##### Entries provided #####

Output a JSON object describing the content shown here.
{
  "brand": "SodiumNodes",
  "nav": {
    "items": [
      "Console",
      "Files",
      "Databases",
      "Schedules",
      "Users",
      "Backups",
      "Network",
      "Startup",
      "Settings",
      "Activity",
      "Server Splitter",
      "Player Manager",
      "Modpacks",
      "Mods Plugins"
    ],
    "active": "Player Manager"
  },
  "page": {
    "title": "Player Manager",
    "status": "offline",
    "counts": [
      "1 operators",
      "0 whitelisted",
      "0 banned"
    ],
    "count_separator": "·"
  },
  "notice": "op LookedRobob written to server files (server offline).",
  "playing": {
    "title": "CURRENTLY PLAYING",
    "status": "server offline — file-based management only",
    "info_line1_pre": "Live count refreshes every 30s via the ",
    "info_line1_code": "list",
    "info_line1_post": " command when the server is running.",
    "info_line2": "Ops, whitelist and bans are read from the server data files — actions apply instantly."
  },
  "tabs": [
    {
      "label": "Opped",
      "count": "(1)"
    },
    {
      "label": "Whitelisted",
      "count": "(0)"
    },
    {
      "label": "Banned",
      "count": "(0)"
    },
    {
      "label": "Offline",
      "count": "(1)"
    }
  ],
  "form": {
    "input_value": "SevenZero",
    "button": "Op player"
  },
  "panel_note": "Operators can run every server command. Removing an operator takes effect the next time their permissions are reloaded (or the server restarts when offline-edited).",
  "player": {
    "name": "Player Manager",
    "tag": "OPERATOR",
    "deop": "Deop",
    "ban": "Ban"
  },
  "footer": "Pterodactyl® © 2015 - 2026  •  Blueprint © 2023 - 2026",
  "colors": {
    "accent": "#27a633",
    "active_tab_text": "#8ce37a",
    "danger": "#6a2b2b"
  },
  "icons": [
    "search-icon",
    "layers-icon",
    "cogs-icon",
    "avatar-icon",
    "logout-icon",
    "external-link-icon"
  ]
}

#####

# Exercise
Return the entries above exactly, each one complete.

# Answer in full
Output a JSON object describing the content shown here.
{
  "brand": "SodiumNodes",
  "nav": {
    "items": [
      "Console",
      "Files",
      "Databases",
      "Schedules",
      "Users",
      "Backups",
      "Network",
      "Startup",
      "Settings",
      "Activity",
      "Server Splitter",
      "Player Manager",
      "Modpacks",
      "Mods Plugins"
    ],
    "active": "Player Manager"
  },
  "page": {
    "title": "Player Manager",
    "status": "offline",
    "counts": [
      "1 operators",
      "0 whitelisted",
      "0 banned"
    ],
    "count_separator": "·"
  },
  "notice": "op LookedRobob written to server files (server offline).",
  "playing": {
    "title": "CURRENTLY PLAYING",
    "status": "server offline — file-based management only",
    "info_line1_pre": "Live count refreshes every 30s via the ",
    "info_line1_code": "list",
    "info_line1_post": " command when the server is running.",
    "info_line2": "Ops, whitelist and bans are read from the server data files — actions apply instantly."
  },
  "tabs": [
    {
      "label": "Opped",
      "count": "(1)"
    },
    {
      "label": "Whitelisted",
      "count": "(0)"
    },
    {
      "label": "Banned",
      "count": "(0)"
    },
    {
      "label": "Offline",
      "count": "(1)"
    }
  ],
  "form": {
    "input_value": "SevenZero",
    "button": "Op player"
  },
  "panel_note": "Operators can run every server command. Removing an operator takes effect the next time their permissions are reloaded (or the server restarts when offline-edited).",
  "player": {
    "name": "Player Manager",
    "tag": "OPERATOR",
    "deop": "Deop",
    "ban": "Ban"
  },
  "footer": "Pterodactyl® © 2015 - 2026  •  Blueprint © 2023 - 2026",
  "colors": {
    "accent": "#27a633",
    "active_tab_text": "#8ce37a",
    "danger": "#6a2b2b"
  },
  "icons": [
    "search-icon",
    "layers-icon",
    "cogs-icon",
    "avatar-icon",
    "logout-icon",
    "external-link-icon"
  ]
}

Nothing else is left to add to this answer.